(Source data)
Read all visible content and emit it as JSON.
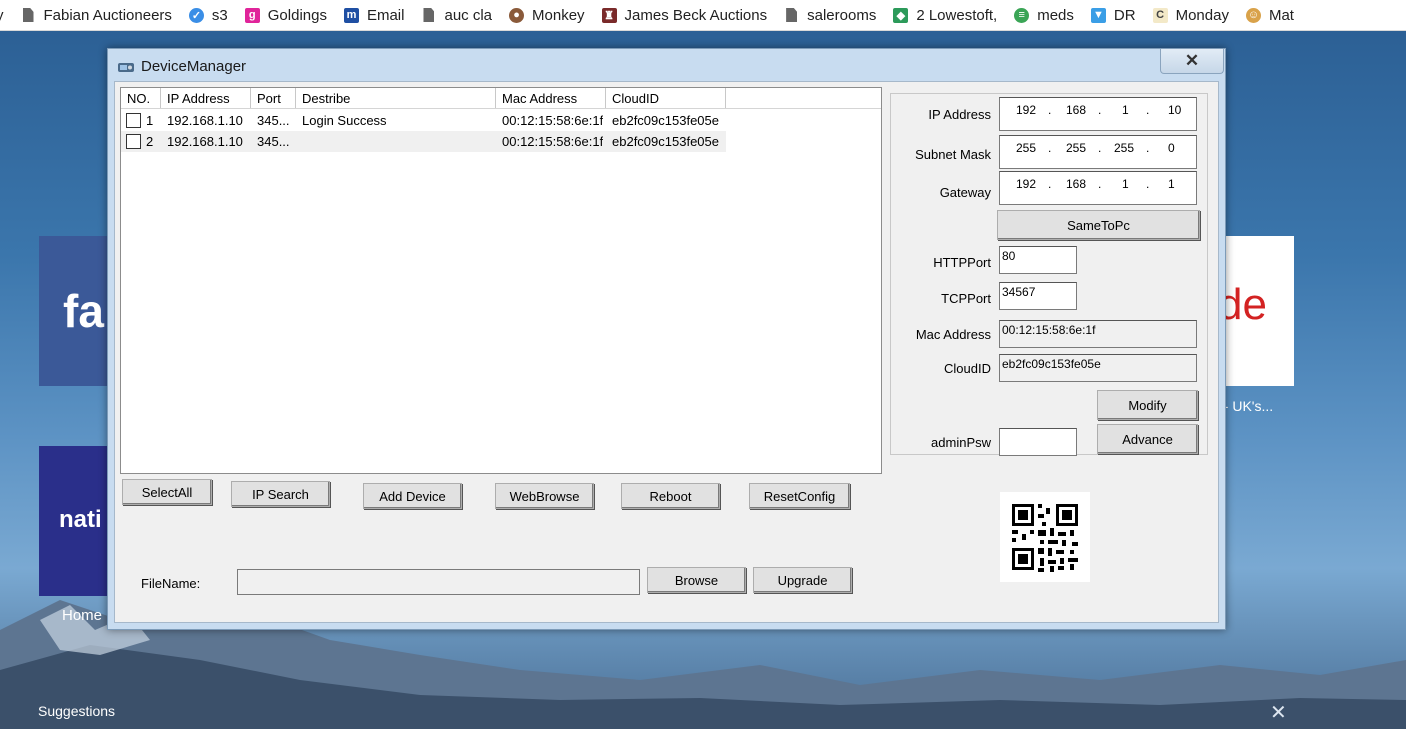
{
  "bookmarks": [
    {
      "label": "y",
      "icon": "none"
    },
    {
      "label": "Fabian Auctioneers",
      "icon": "document-icon"
    },
    {
      "label": "s3",
      "icon": "bird-icon"
    },
    {
      "label": "Goldings",
      "icon": "g-logo-icon"
    },
    {
      "label": "Email",
      "icon": "m-logo-icon"
    },
    {
      "label": "auc cla",
      "icon": "document-icon"
    },
    {
      "label": "Monkey",
      "icon": "monkey-icon"
    },
    {
      "label": "James Beck Auctions",
      "icon": "gavel-icon"
    },
    {
      "label": "salerooms",
      "icon": "document-icon"
    },
    {
      "label": "2 Lowestoft,",
      "icon": "cube-icon"
    },
    {
      "label": "meds",
      "icon": "leaf-icon"
    },
    {
      "label": "DR",
      "icon": "funnel-icon"
    },
    {
      "label": "Monday",
      "icon": "c-logo-icon"
    },
    {
      "label": "Mat",
      "icon": "avatar-icon"
    }
  ],
  "desktop": {
    "tile_left_top": "fa",
    "tile_left_bottom": "nati",
    "tile_right": "de",
    "home_label": "Home",
    "right_caption": "; - UK's...",
    "suggestions_label": "Suggestions",
    "dismiss_icon": "close-icon"
  },
  "window": {
    "title": "DeviceManager",
    "close_glyph": "✕"
  },
  "list": {
    "columns": [
      "NO.",
      "IP Address",
      "Port",
      "Destribe",
      "Mac Address",
      "CloudID"
    ],
    "rows": [
      {
        "no": "1",
        "ip": "192.168.1.10",
        "port": "345...",
        "describe": "Login Success",
        "mac": "00:12:15:58:6e:1f",
        "cloud": "eb2fc09c153fe05e"
      },
      {
        "no": "2",
        "ip": "192.168.1.10",
        "port": "345...",
        "describe": "",
        "mac": "00:12:15:58:6e:1f",
        "cloud": "eb2fc09c153fe05e"
      }
    ]
  },
  "actions": {
    "select_all": "SelectAll",
    "ip_search": "IP Search",
    "add_device": "Add Device",
    "web_browse": "WebBrowse",
    "reboot": "Reboot",
    "reset_config": "ResetConfig"
  },
  "file": {
    "label": "FileName:",
    "value": "",
    "browse": "Browse",
    "upgrade": "Upgrade"
  },
  "config": {
    "ip_label": "IP Address",
    "ip": [
      "192",
      "168",
      "1",
      "10"
    ],
    "subnet_label": "Subnet Mask",
    "subnet": [
      "255",
      "255",
      "255",
      "0"
    ],
    "gateway_label": "Gateway",
    "gateway": [
      "192",
      "168",
      "1",
      "1"
    ],
    "dot": ".",
    "same_to_pc": "SameToPc",
    "http_label": "HTTPPort",
    "http": "80",
    "tcp_label": "TCPPort",
    "tcp": "34567",
    "mac_label": "Mac Address",
    "mac": "00:12:15:58:6e:1f",
    "cloud_label": "CloudID",
    "cloud": "eb2fc09c153fe05e",
    "modify": "Modify",
    "admin_label": "adminPsw",
    "admin_value": "",
    "advance": "Advance"
  },
  "colors": {
    "window_frame": "#c8dcf0",
    "client_bg": "#f0f0f0",
    "facebook_tile": "#3b5998",
    "nat_tile": "#2a2f8a"
  }
}
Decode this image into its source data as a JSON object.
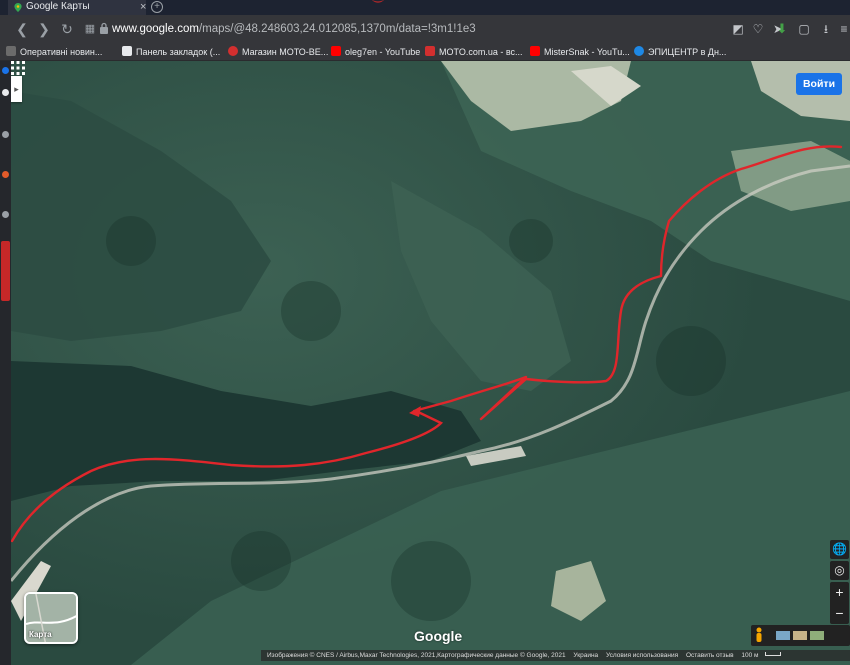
{
  "browser": {
    "tab_title": "Google Карты",
    "tab_close": "×",
    "new_tab": "+",
    "address_host": "www.google.com",
    "address_path": "/maps/@48.248603,24.012085,1370m/data=!3m1!1e3",
    "nav_icons": [
      "back-icon",
      "forward-icon",
      "reload-icon",
      "tab-grid-icon",
      "lock-icon"
    ],
    "toolbar_icons": [
      "camera-icon",
      "heart-icon",
      "send-icon",
      "download-green-icon",
      "cube-icon",
      "download-icon",
      "menu-icon"
    ]
  },
  "bookmarks": [
    {
      "label": "Оперативні новин...",
      "icon": "uni-news-icon",
      "color": "#8a8a8a"
    },
    {
      "label": "Панель закладок (...",
      "icon": "folder-icon",
      "color": "#ffffff"
    },
    {
      "label": "Магазин МОТО-ВЕ...",
      "icon": "moto-icon",
      "color": "#e53935"
    },
    {
      "label": "oleg7en - YouTube",
      "icon": "youtube-icon",
      "color": "#ff0000"
    },
    {
      "label": "MOTO.com.ua - вс...",
      "icon": "moto-com-icon",
      "color": "#e53935"
    },
    {
      "label": "MisterSnak - YouTu...",
      "icon": "youtube-icon",
      "color": "#ff0000"
    },
    {
      "label": "ЭПИЦЕНТР в Дн...",
      "icon": "epicentr-icon",
      "color": "#1e88e5"
    }
  ],
  "map": {
    "type": "satellite",
    "sign_in_label": "Войти",
    "layers_label": "Карта",
    "zoom_in": "+",
    "zoom_out": "−",
    "logo_text": "Google",
    "attribution": {
      "imagery": "Изображения © CNES / Airbus,Maxar Technologies, 2021,Картографические данные © Google, 2021",
      "country": "Украина",
      "terms": "Условия использования",
      "feedback": "Оставить отзыв",
      "scale": "100 м"
    },
    "route_color": "#e0262b",
    "colors": {
      "forest_dark": "#1f3a36",
      "forest": "#345a4c",
      "meadow": "#a9b9a1",
      "road": "#cfcfc5"
    }
  }
}
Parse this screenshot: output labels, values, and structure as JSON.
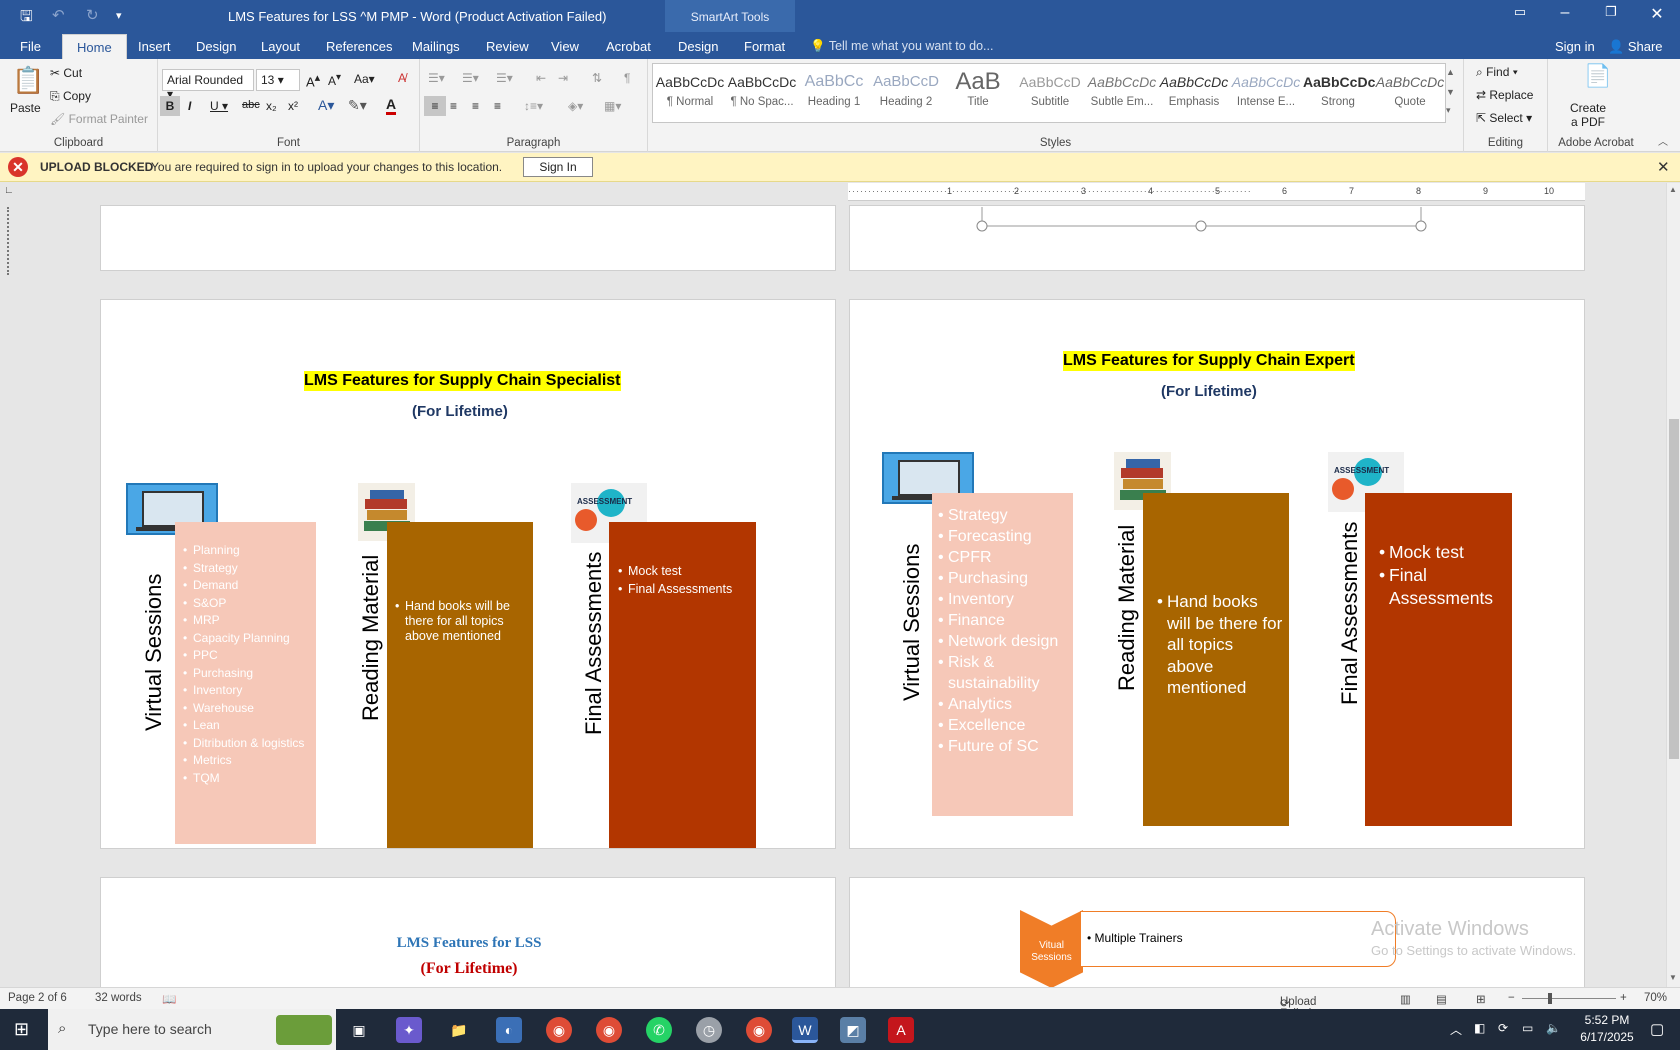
{
  "titlebar": {
    "title": "LMS Features for LSS ^M PMP - Word (Product Activation Failed)",
    "contextual_tab": "SmartArt Tools"
  },
  "tabs": [
    "File",
    "Home",
    "Insert",
    "Design",
    "Layout",
    "References",
    "Mailings",
    "Review",
    "View",
    "Acrobat",
    "Design",
    "Format"
  ],
  "tellme": "Tell me what you want to do...",
  "account": {
    "signin": "Sign in",
    "share": "Share"
  },
  "ribbon": {
    "clipboard": {
      "label": "Clipboard",
      "paste": "Paste",
      "cut": "Cut",
      "copy": "Copy",
      "format_painter": "Format Painter"
    },
    "font": {
      "label": "Font",
      "family": "Arial Rounded",
      "size": "13"
    },
    "paragraph": {
      "label": "Paragraph"
    },
    "styles": {
      "label": "Styles",
      "items": [
        {
          "preview": "AaBbCcDc",
          "name": "¶ Normal"
        },
        {
          "preview": "AaBbCcDc",
          "name": "¶ No Spac..."
        },
        {
          "preview": "AaBbCc",
          "name": "Heading 1"
        },
        {
          "preview": "AaBbCcD",
          "name": "Heading 2"
        },
        {
          "preview": "AaB",
          "name": "Title"
        },
        {
          "preview": "AaBbCcD",
          "name": "Subtitle"
        },
        {
          "preview": "AaBbCcDc",
          "name": "Subtle Em..."
        },
        {
          "preview": "AaBbCcDc",
          "name": "Emphasis"
        },
        {
          "preview": "AaBbCcDc",
          "name": "Intense E..."
        },
        {
          "preview": "AaBbCcDc",
          "name": "Strong"
        },
        {
          "preview": "AaBbCcDc",
          "name": "Quote"
        }
      ]
    },
    "editing": {
      "label": "Editing",
      "find": "Find",
      "replace": "Replace",
      "select": "Select"
    },
    "acrobat": {
      "label": "Adobe Acrobat",
      "create_pdf_1": "Create",
      "create_pdf_2": "a PDF"
    }
  },
  "message_bar": {
    "title": "UPLOAD BLOCKED",
    "text": "You are required to sign in to upload your changes to this location.",
    "button": "Sign In"
  },
  "ruler": [
    "1",
    "2",
    "3",
    "4",
    "5",
    "6",
    "7",
    "8",
    "9",
    "10"
  ],
  "specialist": {
    "title": "LMS Features for Supply Chain Specialist",
    "subtitle": "(For Lifetime)",
    "virtual": {
      "label": "Virtual Sessions",
      "items": [
        "Planning",
        "Strategy",
        "Demand",
        "S&OP",
        "MRP",
        "Capacity Planning",
        "PPC",
        "Purchasing",
        "Inventory",
        "Warehouse",
        "Lean",
        "Ditribution & logistics",
        "Metrics",
        "TQM"
      ]
    },
    "reading": {
      "label": "Reading Material",
      "items": [
        "Hand books will be there for all topics above mentioned"
      ]
    },
    "final": {
      "label": "Final Assessments",
      "items": [
        "Mock test",
        "Final Assessments"
      ]
    }
  },
  "expert": {
    "title": "LMS Features for Supply Chain Expert",
    "subtitle": "(For Lifetime)",
    "virtual": {
      "label": "Virtual Sessions",
      "items": [
        "Strategy",
        "Forecasting",
        " CPFR",
        "Purchasing",
        "Inventory",
        "Finance",
        "Network design",
        "Risk & sustainability",
        "Analytics",
        "Excellence",
        "Future of SC"
      ]
    },
    "reading": {
      "label": "Reading Material",
      "items": [
        "Hand books will be there for all topics above mentioned"
      ]
    },
    "final": {
      "label": "Final Assessments",
      "items": [
        "Mock test",
        "Final Assessments"
      ]
    }
  },
  "lss": {
    "title": "LMS Features for LSS",
    "subtitle": "(For Lifetime)"
  },
  "pmp": {
    "chevron": "Vitual Sessions",
    "item": "Multiple Trainers"
  },
  "assessment_img_text": "ASSESSMENT",
  "watermark": {
    "line1": "Activate Windows",
    "line2": "Go to Settings to activate Windows."
  },
  "status": {
    "page": "Page 2 of 6",
    "words": "32 words",
    "upload": "Upload Failed",
    "zoom": "70%"
  },
  "taskbar": {
    "search": "Type here to search",
    "time": "5:52 PM",
    "date": "6/17/2025"
  },
  "colors": {
    "word_blue": "#2b579a",
    "pink": "#f6c8b8",
    "brown": "#a86500",
    "rust": "#b23600",
    "highlight": "#ffff00"
  }
}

● JOB
Go through the records above, find every line with the word "Failed", and list those lines.

● REPLY TO THE TASK
    "title": "LMS Features for LSS ^M PMP - Word (Product Activation Failed)",
    "upload": "Upload Failed",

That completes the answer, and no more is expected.